> **WHAT THE EXERCISE ASKS**
Where does the word "xlabel" appear in the data? Copy every line that holds it.

[Data tied to figure images]
....
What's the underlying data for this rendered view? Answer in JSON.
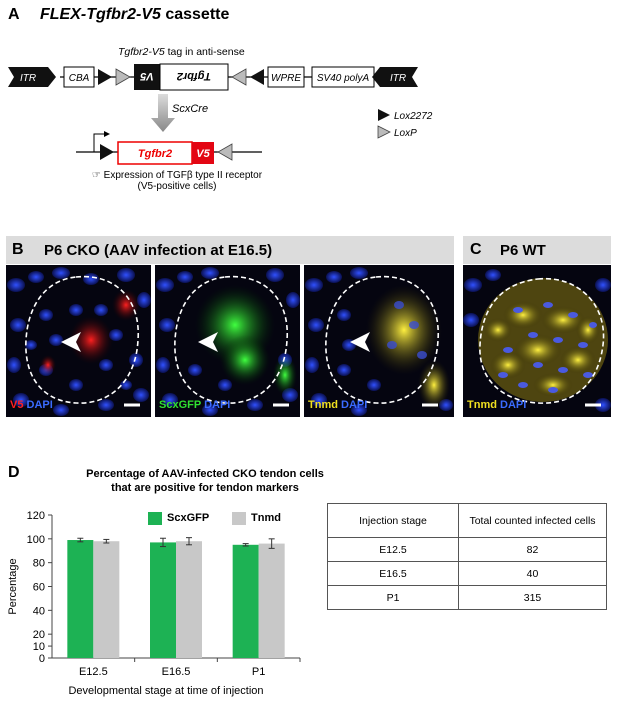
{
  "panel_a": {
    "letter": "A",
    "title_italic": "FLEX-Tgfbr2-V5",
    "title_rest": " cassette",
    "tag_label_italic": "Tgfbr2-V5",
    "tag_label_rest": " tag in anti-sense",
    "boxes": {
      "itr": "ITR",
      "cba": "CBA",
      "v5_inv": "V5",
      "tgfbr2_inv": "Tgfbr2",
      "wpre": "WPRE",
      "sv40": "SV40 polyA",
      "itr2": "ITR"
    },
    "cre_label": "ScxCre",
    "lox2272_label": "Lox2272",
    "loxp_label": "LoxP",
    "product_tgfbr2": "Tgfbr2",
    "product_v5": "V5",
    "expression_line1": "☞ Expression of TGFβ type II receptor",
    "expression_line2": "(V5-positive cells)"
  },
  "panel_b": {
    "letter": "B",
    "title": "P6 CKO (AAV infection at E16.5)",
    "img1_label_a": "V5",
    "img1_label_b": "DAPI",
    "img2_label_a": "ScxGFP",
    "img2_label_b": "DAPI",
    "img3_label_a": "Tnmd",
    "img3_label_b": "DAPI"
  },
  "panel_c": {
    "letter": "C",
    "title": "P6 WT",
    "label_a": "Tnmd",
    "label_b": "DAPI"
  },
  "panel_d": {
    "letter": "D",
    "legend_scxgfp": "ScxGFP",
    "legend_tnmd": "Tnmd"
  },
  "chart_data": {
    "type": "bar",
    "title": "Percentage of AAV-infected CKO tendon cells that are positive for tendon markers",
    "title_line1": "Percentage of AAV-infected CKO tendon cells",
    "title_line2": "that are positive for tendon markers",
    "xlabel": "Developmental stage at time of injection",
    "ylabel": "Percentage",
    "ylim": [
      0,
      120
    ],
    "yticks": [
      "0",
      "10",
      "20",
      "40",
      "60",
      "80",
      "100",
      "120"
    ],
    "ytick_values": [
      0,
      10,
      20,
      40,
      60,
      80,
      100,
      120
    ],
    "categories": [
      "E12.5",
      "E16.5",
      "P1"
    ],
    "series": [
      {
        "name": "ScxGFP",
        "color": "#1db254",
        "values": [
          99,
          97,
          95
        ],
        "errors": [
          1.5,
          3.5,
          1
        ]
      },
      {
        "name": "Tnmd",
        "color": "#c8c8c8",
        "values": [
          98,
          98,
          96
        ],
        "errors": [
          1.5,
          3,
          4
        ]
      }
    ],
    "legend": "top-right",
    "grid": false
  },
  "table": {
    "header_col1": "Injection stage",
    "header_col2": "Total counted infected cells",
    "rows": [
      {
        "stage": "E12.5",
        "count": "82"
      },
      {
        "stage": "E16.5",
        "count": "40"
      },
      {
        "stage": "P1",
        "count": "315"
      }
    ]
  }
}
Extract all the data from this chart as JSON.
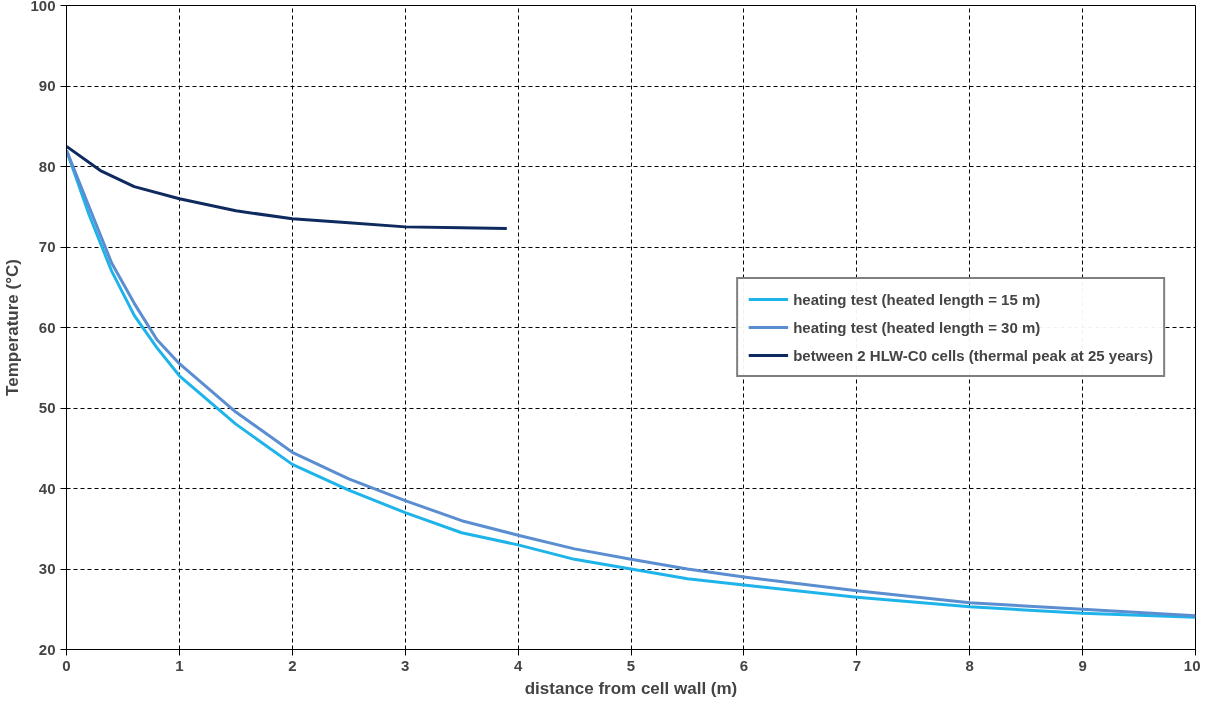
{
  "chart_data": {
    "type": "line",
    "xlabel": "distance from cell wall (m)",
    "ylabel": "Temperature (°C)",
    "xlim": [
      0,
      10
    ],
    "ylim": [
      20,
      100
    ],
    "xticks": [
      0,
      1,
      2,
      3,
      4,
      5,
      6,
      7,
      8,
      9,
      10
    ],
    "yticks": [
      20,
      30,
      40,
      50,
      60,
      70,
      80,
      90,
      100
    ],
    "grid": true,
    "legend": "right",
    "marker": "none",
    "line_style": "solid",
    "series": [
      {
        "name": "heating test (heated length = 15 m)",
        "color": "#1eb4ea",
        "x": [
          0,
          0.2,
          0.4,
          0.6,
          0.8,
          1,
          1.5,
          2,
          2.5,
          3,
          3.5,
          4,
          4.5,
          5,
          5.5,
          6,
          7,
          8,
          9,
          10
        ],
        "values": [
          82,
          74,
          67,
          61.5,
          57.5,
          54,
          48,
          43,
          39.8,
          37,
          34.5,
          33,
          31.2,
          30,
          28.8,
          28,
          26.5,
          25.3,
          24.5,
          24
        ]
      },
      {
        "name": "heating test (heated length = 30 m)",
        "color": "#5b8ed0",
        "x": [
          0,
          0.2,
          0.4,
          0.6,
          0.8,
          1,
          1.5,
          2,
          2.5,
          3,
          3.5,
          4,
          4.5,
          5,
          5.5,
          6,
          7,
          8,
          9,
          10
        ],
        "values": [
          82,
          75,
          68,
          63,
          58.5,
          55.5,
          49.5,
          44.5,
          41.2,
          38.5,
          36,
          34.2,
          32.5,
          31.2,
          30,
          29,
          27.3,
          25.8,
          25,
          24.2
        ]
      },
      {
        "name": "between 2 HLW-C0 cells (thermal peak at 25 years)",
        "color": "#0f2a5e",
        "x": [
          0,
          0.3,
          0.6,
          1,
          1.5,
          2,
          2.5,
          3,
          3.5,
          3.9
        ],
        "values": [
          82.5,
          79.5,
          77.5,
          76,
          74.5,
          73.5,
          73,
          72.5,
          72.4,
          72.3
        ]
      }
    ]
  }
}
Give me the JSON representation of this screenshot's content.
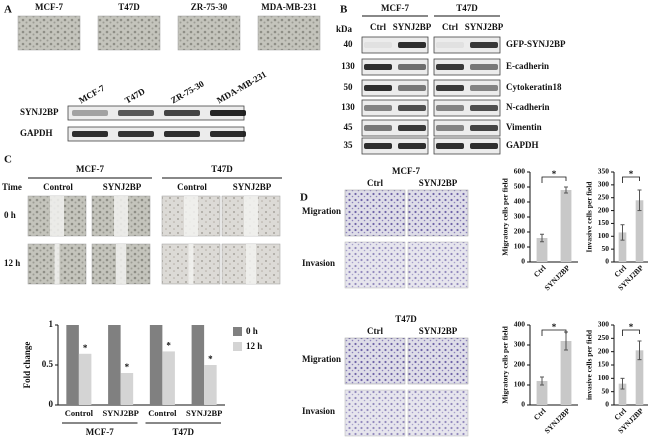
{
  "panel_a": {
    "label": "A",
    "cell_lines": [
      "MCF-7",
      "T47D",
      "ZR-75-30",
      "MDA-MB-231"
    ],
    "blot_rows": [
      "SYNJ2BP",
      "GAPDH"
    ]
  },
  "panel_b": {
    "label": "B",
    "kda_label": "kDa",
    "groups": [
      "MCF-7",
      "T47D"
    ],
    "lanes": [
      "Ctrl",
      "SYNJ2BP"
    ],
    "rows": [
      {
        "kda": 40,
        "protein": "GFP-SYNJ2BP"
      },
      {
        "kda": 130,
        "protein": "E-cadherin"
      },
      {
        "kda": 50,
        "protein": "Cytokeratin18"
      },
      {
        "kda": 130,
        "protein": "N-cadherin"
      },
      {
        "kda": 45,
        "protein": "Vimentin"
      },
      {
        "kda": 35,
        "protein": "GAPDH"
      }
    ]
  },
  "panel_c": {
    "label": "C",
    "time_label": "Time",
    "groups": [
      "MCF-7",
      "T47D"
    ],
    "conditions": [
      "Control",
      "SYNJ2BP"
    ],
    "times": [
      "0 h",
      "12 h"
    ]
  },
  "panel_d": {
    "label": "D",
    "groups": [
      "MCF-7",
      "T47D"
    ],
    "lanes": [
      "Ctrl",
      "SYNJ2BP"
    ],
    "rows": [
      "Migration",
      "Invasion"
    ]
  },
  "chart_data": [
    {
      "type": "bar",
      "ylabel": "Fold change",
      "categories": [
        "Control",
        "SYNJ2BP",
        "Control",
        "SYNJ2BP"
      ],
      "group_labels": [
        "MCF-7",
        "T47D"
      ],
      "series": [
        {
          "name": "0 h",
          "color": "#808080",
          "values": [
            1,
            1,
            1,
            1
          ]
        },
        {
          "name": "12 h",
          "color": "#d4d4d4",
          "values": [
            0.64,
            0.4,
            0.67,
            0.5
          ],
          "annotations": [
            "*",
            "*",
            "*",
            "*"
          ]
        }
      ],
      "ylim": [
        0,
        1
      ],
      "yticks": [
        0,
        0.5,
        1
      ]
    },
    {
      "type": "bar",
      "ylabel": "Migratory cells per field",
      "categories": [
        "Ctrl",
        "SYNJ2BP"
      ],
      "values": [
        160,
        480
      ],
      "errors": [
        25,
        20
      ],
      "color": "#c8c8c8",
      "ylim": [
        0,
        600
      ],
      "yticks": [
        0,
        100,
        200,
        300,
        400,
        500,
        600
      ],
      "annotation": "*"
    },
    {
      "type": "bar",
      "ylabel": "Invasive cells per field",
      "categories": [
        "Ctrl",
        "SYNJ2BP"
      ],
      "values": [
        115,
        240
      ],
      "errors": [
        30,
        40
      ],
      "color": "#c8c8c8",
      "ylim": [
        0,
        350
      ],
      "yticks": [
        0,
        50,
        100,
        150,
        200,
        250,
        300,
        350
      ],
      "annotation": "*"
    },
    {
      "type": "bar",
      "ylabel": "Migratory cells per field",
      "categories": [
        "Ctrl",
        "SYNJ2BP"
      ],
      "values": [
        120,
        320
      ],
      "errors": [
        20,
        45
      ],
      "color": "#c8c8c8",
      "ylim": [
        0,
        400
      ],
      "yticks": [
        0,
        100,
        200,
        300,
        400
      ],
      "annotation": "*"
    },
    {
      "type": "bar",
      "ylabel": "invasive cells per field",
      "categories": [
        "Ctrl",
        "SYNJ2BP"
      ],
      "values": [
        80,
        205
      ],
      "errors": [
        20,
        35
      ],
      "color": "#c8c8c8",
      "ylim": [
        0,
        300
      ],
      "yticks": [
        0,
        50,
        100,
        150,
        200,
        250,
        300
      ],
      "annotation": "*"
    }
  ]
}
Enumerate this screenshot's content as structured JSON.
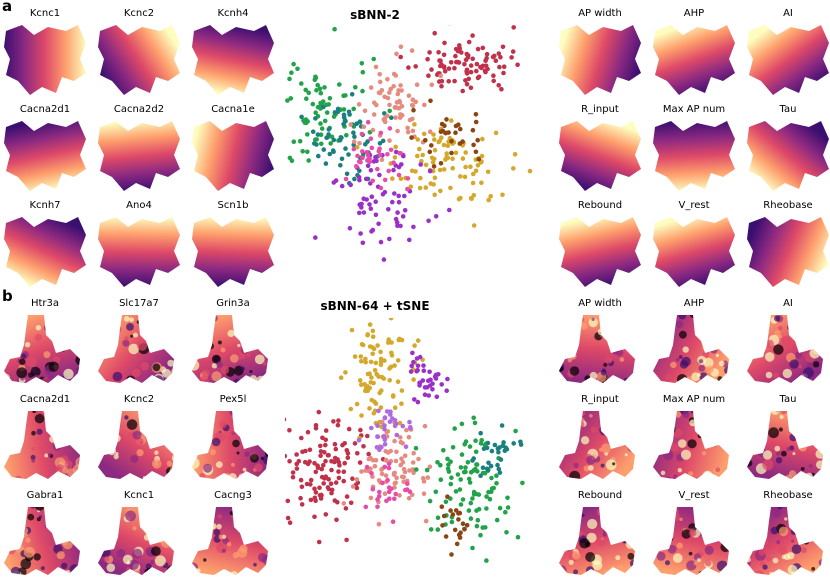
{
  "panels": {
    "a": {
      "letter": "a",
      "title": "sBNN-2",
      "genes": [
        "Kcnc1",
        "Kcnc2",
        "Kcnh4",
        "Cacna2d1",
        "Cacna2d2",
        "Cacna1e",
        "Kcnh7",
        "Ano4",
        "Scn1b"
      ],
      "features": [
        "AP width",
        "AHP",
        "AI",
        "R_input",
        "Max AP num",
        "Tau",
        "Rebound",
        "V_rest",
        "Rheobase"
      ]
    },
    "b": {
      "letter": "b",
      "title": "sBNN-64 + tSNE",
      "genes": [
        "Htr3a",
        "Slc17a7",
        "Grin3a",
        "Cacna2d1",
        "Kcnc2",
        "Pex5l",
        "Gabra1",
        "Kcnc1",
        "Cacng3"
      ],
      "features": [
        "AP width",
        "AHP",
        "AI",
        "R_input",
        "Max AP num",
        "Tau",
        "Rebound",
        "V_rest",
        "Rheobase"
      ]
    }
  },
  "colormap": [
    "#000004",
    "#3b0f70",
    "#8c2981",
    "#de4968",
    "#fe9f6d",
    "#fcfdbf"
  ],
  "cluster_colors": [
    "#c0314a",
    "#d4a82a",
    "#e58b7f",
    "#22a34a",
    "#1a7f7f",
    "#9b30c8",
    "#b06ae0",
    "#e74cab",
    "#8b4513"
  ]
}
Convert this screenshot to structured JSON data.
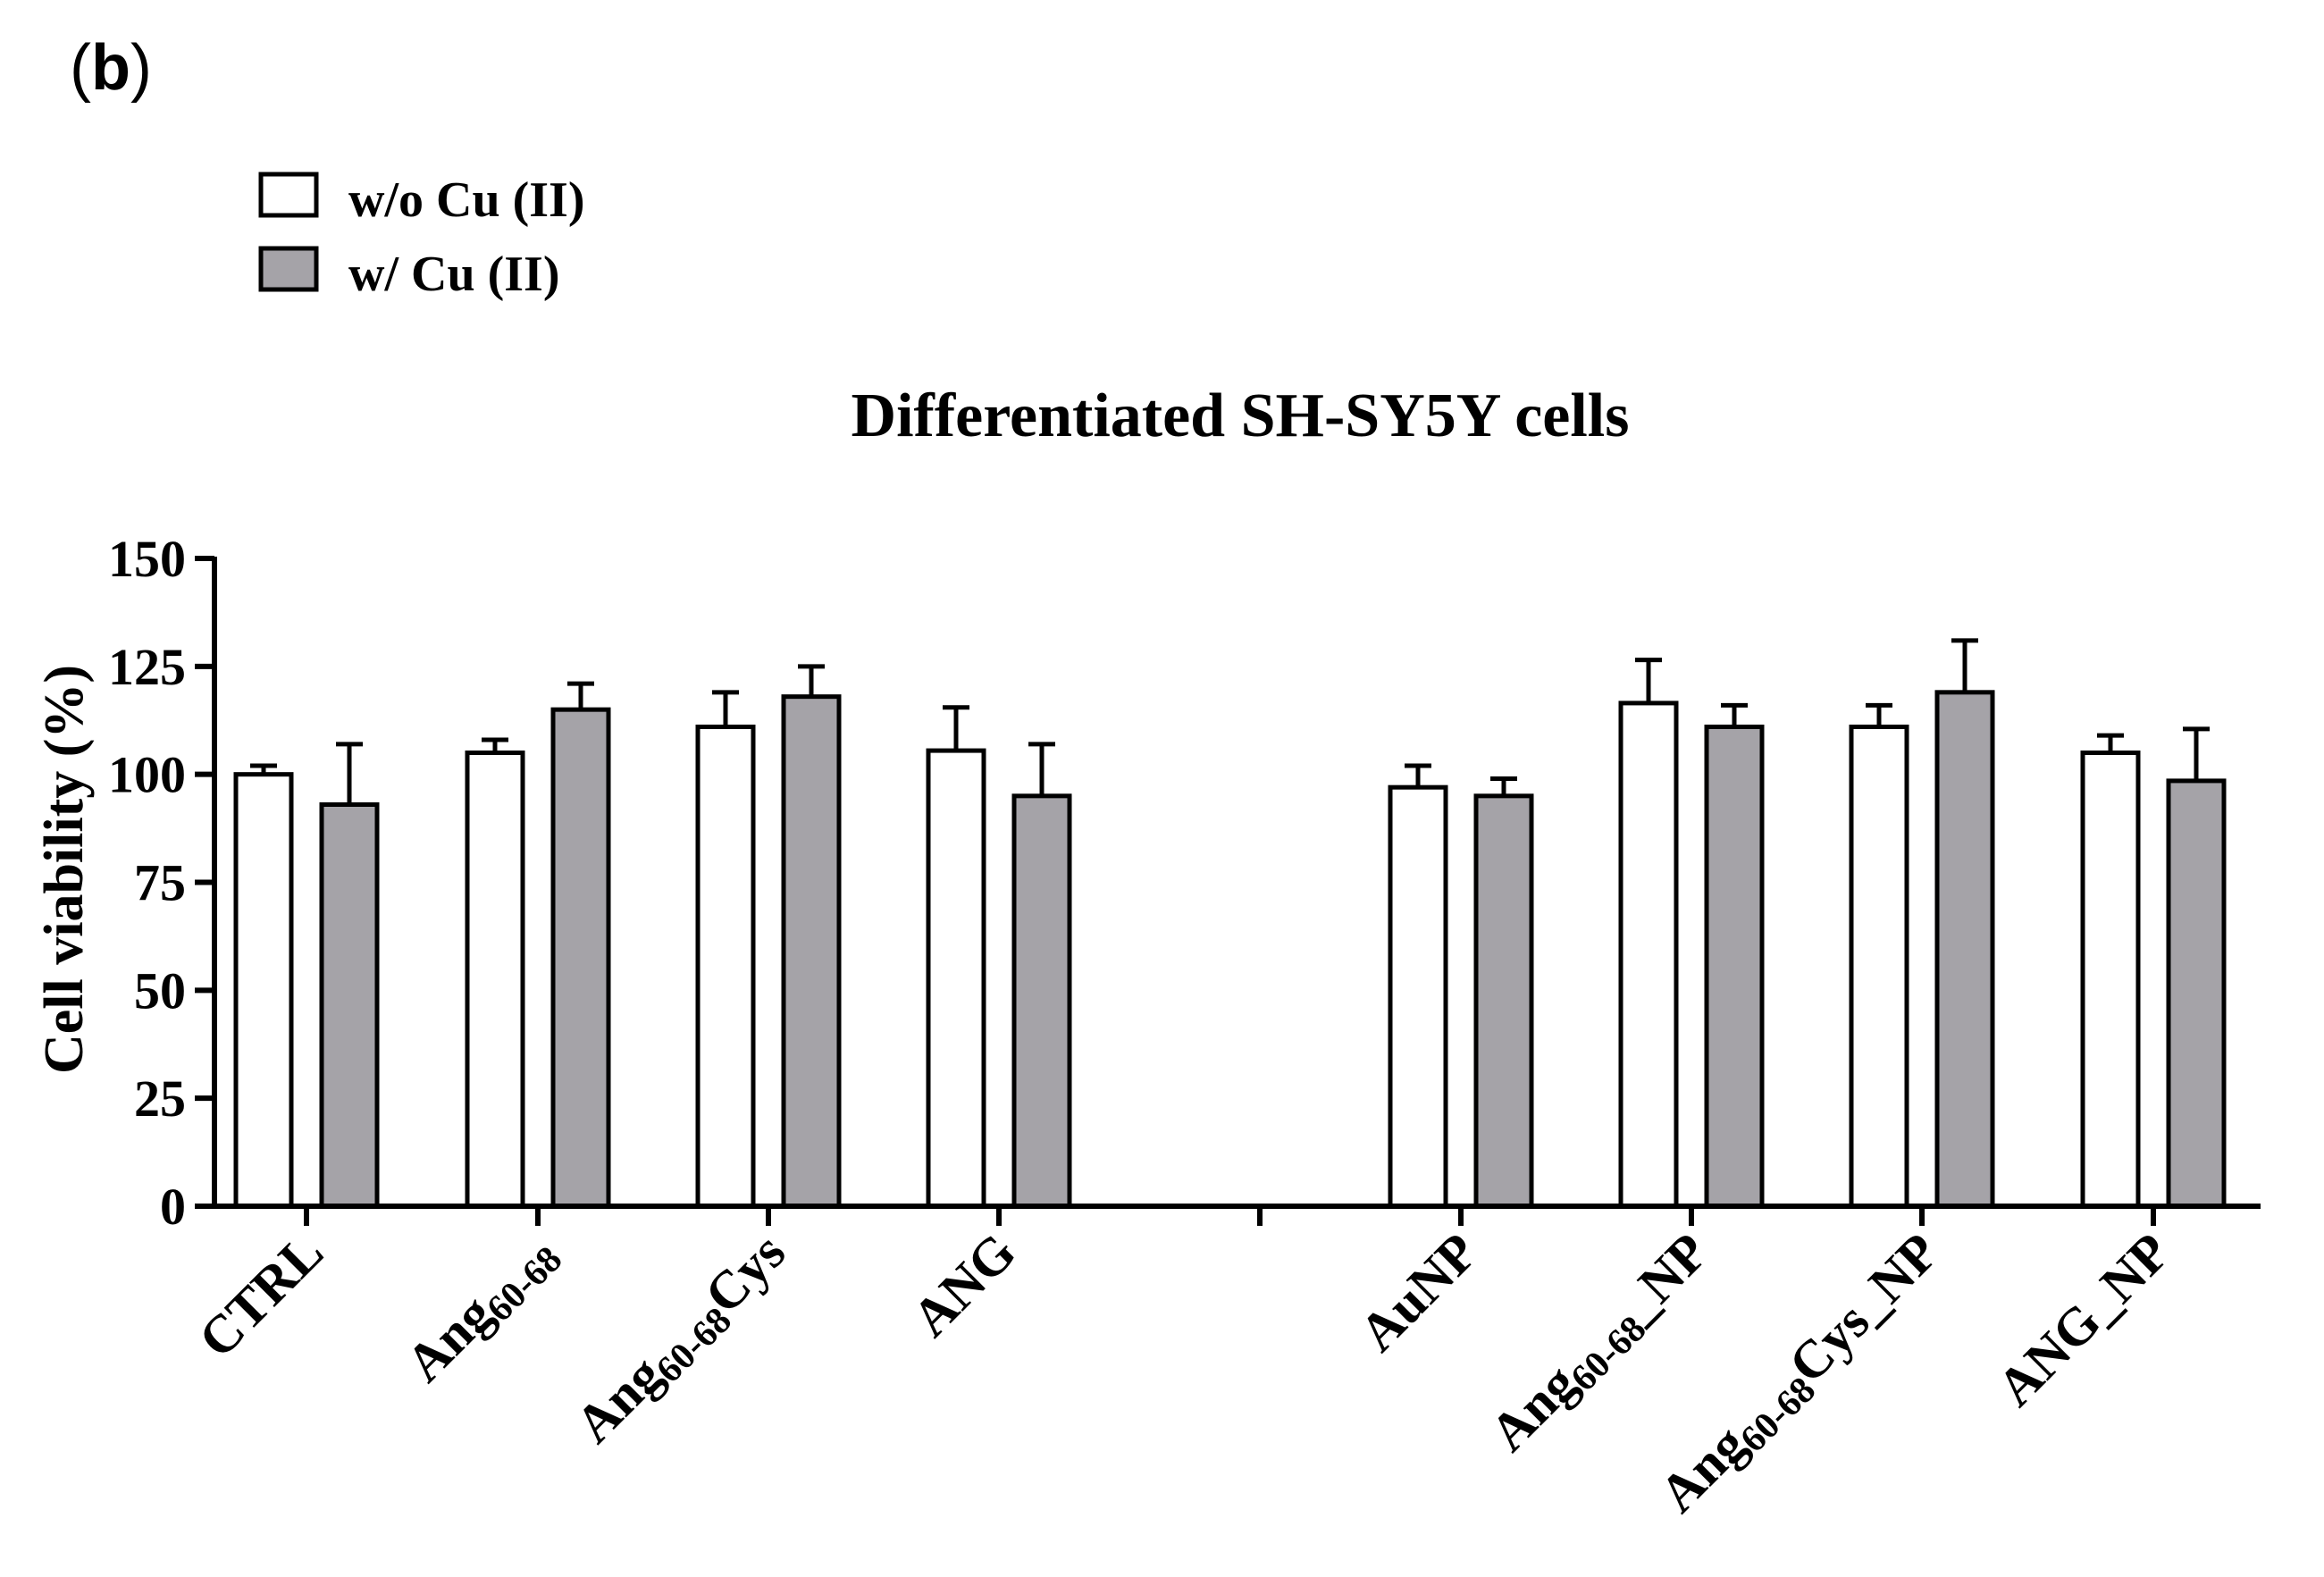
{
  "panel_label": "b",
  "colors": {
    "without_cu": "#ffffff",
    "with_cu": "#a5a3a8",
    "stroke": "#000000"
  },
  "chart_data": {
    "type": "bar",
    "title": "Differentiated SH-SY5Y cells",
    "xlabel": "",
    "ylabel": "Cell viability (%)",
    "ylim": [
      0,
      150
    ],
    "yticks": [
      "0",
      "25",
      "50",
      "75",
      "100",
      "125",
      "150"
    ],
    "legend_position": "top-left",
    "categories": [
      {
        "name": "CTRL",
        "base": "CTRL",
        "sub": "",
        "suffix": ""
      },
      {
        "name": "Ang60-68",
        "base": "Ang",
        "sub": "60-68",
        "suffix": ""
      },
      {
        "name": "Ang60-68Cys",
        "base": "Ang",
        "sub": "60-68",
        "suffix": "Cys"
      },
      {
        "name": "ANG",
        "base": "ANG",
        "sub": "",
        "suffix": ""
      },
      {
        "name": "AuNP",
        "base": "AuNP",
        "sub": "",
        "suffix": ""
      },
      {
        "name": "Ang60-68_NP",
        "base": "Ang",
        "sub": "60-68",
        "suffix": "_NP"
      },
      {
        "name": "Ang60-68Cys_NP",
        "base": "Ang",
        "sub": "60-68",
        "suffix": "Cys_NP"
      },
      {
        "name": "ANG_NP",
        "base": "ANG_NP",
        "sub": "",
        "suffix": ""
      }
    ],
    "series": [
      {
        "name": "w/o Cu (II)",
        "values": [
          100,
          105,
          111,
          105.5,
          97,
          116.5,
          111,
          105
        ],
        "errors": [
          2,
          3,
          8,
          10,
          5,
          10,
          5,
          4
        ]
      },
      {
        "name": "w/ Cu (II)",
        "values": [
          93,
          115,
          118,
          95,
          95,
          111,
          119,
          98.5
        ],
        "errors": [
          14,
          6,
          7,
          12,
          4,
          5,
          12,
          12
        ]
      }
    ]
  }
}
....
> **TASK OUTPUT**
    "xlabel": "Developmental stage at time of injection",
    "xlabel": "distance from cell wall (m)",
    "xlabel": "",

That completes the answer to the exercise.